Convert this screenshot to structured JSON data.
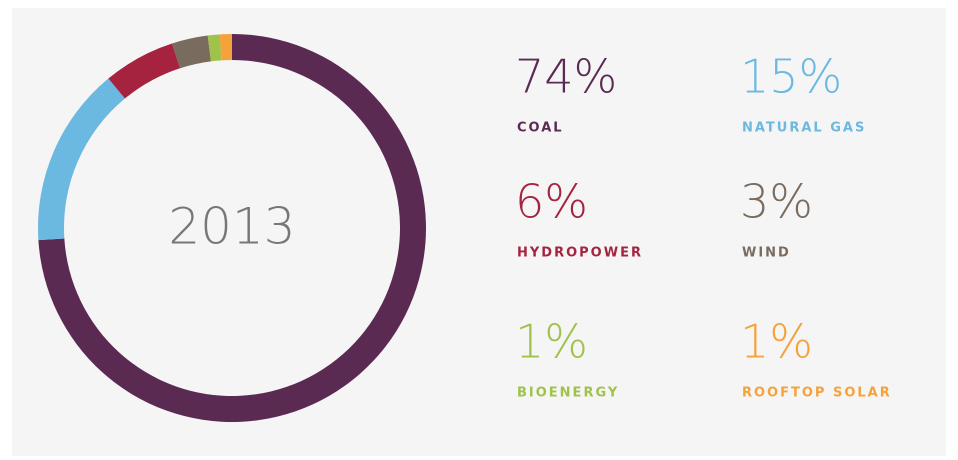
{
  "chart_data": {
    "type": "pie",
    "donut": true,
    "center_label": "2013",
    "categories": [
      "COAL",
      "NATURAL GAS",
      "HYDROPOWER",
      "WIND",
      "BIOENERGY",
      "ROOFTOP SOLAR"
    ],
    "values": [
      74,
      15,
      6,
      3,
      1,
      1
    ],
    "value_labels": [
      "74%",
      "15%",
      "6%",
      "3%",
      "1%",
      "1%"
    ],
    "colors": [
      "#5b2a53",
      "#6bb8e0",
      "#a5233f",
      "#7a6b5f",
      "#9fc24b",
      "#f5a23b"
    ]
  }
}
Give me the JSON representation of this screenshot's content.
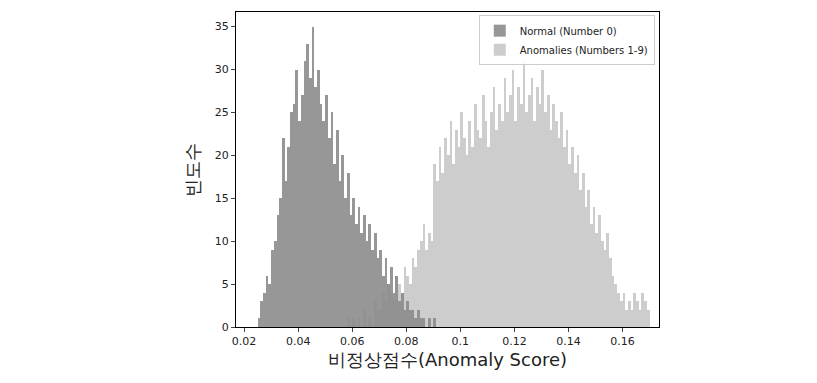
{
  "chart_data": {
    "type": "histogram",
    "x_label": "비정상점수(Anomaly Score)",
    "y_label": "빈도수",
    "bins": [
      0.024,
      0.025,
      0.026,
      0.027,
      0.028,
      0.029,
      0.03,
      0.031,
      0.032,
      0.033,
      0.034,
      0.035,
      0.036,
      0.037,
      0.038,
      0.039,
      0.04,
      0.041,
      0.042,
      0.043,
      0.044,
      0.045,
      0.046,
      0.047,
      0.048,
      0.049,
      0.05,
      0.051,
      0.052,
      0.053,
      0.054,
      0.055,
      0.056,
      0.057,
      0.058,
      0.059,
      0.06,
      0.061,
      0.062,
      0.063,
      0.064,
      0.065,
      0.066,
      0.067,
      0.068,
      0.069,
      0.07,
      0.071,
      0.072,
      0.073,
      0.074,
      0.075,
      0.076,
      0.077,
      0.078,
      0.079,
      0.08,
      0.081,
      0.082,
      0.083,
      0.084,
      0.085,
      0.086,
      0.087,
      0.088,
      0.089,
      0.09,
      0.091,
      0.092,
      0.093,
      0.094,
      0.095,
      0.096,
      0.097,
      0.098,
      0.099,
      0.1,
      0.101,
      0.102,
      0.103,
      0.104,
      0.105,
      0.106,
      0.107,
      0.108,
      0.109,
      0.11,
      0.111,
      0.112,
      0.113,
      0.114,
      0.115,
      0.116,
      0.117,
      0.118,
      0.119,
      0.12,
      0.121,
      0.122,
      0.123,
      0.124,
      0.125,
      0.126,
      0.127,
      0.128,
      0.129,
      0.13,
      0.131,
      0.132,
      0.133,
      0.134,
      0.135,
      0.136,
      0.137,
      0.138,
      0.139,
      0.14,
      0.141,
      0.142,
      0.143,
      0.144,
      0.145,
      0.146,
      0.147,
      0.148,
      0.149,
      0.15,
      0.151,
      0.152,
      0.153,
      0.154,
      0.155,
      0.156,
      0.157,
      0.158,
      0.159,
      0.16,
      0.161,
      0.162,
      0.163,
      0.164,
      0.165,
      0.166,
      0.167,
      0.168,
      0.169,
      0.17
    ],
    "series": [
      {
        "name": "Normal (Number 0)",
        "color": "#8c8c8c",
        "values": [
          0,
          1,
          3,
          4,
          6,
          5,
          9,
          10,
          13,
          15,
          22,
          17,
          21,
          25,
          26,
          30,
          24,
          27,
          31,
          33,
          29,
          35,
          28,
          30,
          26,
          24,
          27,
          22,
          25,
          19,
          23,
          17,
          20,
          15,
          18,
          13,
          15,
          12,
          14,
          11,
          13,
          10,
          12,
          9,
          11,
          8,
          9,
          6,
          8,
          5,
          7,
          4,
          6,
          3,
          4,
          2,
          3,
          2,
          2,
          1,
          2,
          1,
          1,
          0,
          1,
          0,
          1,
          0,
          0,
          0,
          0,
          0,
          0,
          0,
          0,
          0,
          0,
          0,
          0,
          0,
          0,
          0,
          0,
          0,
          0,
          0,
          0,
          0,
          0,
          0,
          0,
          0,
          0,
          0,
          0,
          0,
          0,
          0,
          0,
          0,
          0,
          0,
          0,
          0,
          0,
          0,
          0,
          0,
          0,
          0,
          0,
          0,
          0,
          0,
          0,
          0,
          0,
          0,
          0,
          0,
          0,
          0,
          0,
          0,
          0,
          0,
          0,
          0,
          0,
          0,
          0,
          0,
          0,
          0,
          0,
          0,
          0,
          0,
          0,
          0,
          0,
          0,
          0,
          0,
          0,
          0
        ]
      },
      {
        "name": "Anomalies (Numbers 1-9)",
        "color": "#cdcdcd",
        "values": [
          0,
          0,
          0,
          0,
          0,
          0,
          0,
          0,
          0,
          0,
          0,
          0,
          0,
          0,
          0,
          0,
          0,
          0,
          0,
          0,
          0,
          0,
          0,
          0,
          0,
          0,
          0,
          0,
          0,
          0,
          0,
          0,
          0,
          0,
          1,
          0,
          1,
          0,
          1,
          0,
          2,
          0,
          1,
          0,
          3,
          2,
          2,
          4,
          3,
          5,
          4,
          3,
          6,
          5,
          4,
          7,
          6,
          5,
          8,
          7,
          9,
          10,
          12,
          9,
          11,
          10,
          19,
          17,
          21,
          18,
          22,
          20,
          24,
          19,
          23,
          21,
          25,
          22,
          20,
          24,
          21,
          26,
          23,
          22,
          27,
          24,
          21,
          25,
          28,
          23,
          26,
          24,
          29,
          25,
          27,
          30,
          24,
          28,
          26,
          31,
          25,
          27,
          29,
          24,
          28,
          26,
          30,
          25,
          27,
          23,
          26,
          24,
          22,
          25,
          21,
          23,
          19,
          21,
          18,
          20,
          16,
          18,
          14,
          16,
          12,
          14,
          11,
          13,
          10,
          9,
          11,
          8,
          6,
          5,
          4,
          3,
          4,
          2,
          3,
          2,
          4,
          3,
          2,
          4,
          3,
          2
        ]
      }
    ],
    "xlim": [
      0.017,
      0.1735
    ],
    "xticks": [
      0.02,
      0.04,
      0.06,
      0.08,
      0.1,
      0.12,
      0.14,
      0.16
    ],
    "ylim": [
      0,
      36.7
    ],
    "yticks": [
      0,
      5,
      10,
      15,
      20,
      25,
      30,
      35
    ],
    "grid": false,
    "legend": "upper right"
  }
}
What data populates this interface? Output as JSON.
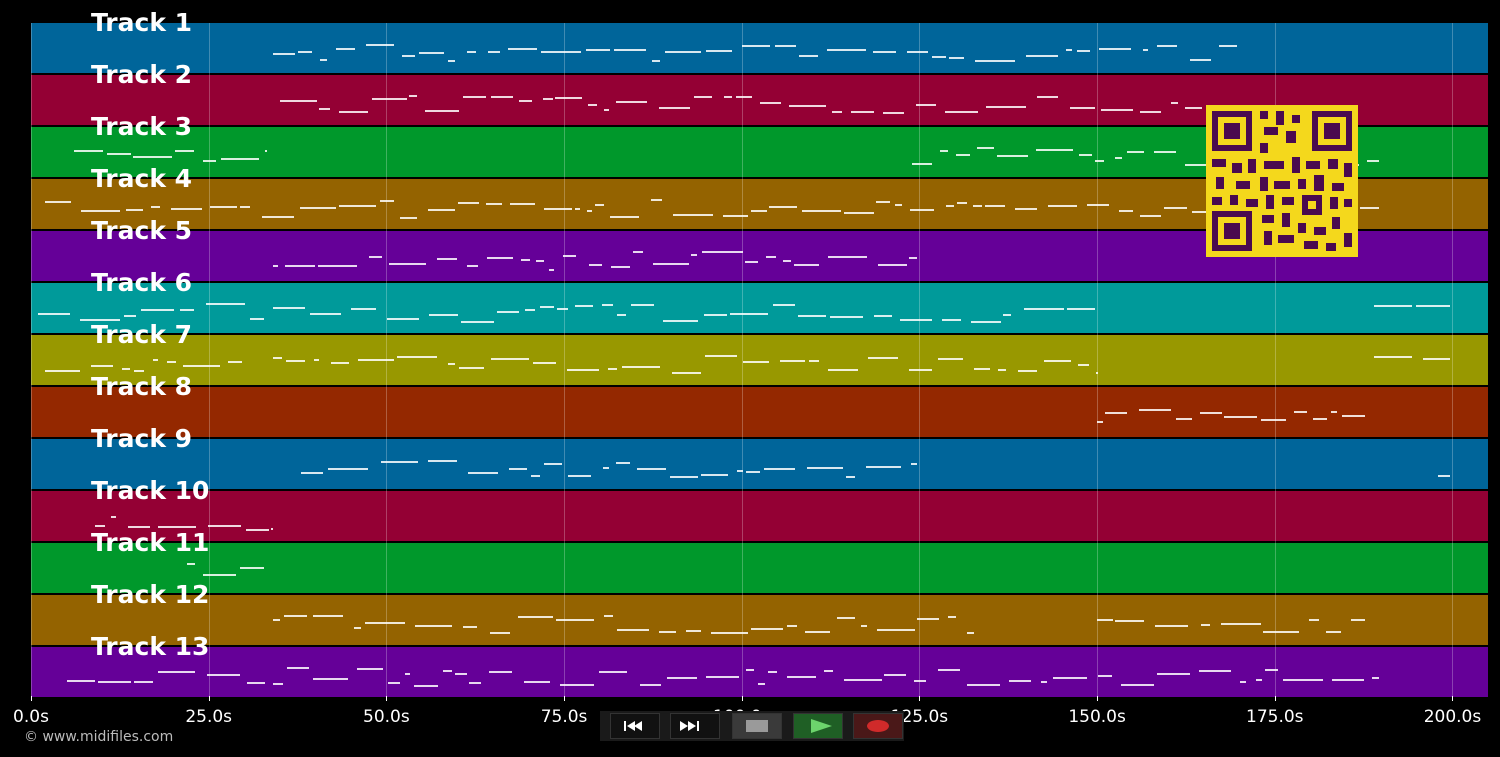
{
  "tracks": [
    {
      "label": "Track 1",
      "color": "#00659a"
    },
    {
      "label": "Track 2",
      "color": "#940034"
    },
    {
      "label": "Track 3",
      "color": "#00982b"
    },
    {
      "label": "Track 4",
      "color": "#946300"
    },
    {
      "label": "Track 5",
      "color": "#650098"
    },
    {
      "label": "Track 6",
      "color": "#009a9a"
    },
    {
      "label": "Track 7",
      "color": "#989800"
    },
    {
      "label": "Track 8",
      "color": "#942800"
    },
    {
      "label": "Track 9",
      "color": "#00659a"
    },
    {
      "label": "Track 10",
      "color": "#940034"
    },
    {
      "label": "Track 11",
      "color": "#00982b"
    },
    {
      "label": "Track 12",
      "color": "#946300"
    },
    {
      "label": "Track 13",
      "color": "#650098"
    }
  ],
  "timeline": {
    "max_seconds": 205,
    "ticks": [
      "0.0s",
      "25.0s",
      "50.0s",
      "75.0s",
      "100.0s",
      "125.0s",
      "150.0s",
      "175.0s",
      "200.0s"
    ],
    "tick_values": [
      0,
      25,
      50,
      75,
      100,
      125,
      150,
      175,
      200
    ]
  },
  "copyright": "© www.midifiles.com",
  "transport": {
    "rewind": "rewind-icon",
    "fast_forward": "fast-forward-icon",
    "stop": "stop-icon",
    "play": "play-icon",
    "record": "record-icon"
  },
  "qr_code": "qr-code-icon"
}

--

Exercise:
Check every line in the material above for the string "icon", then give only the number of lines that have it.

Output:
6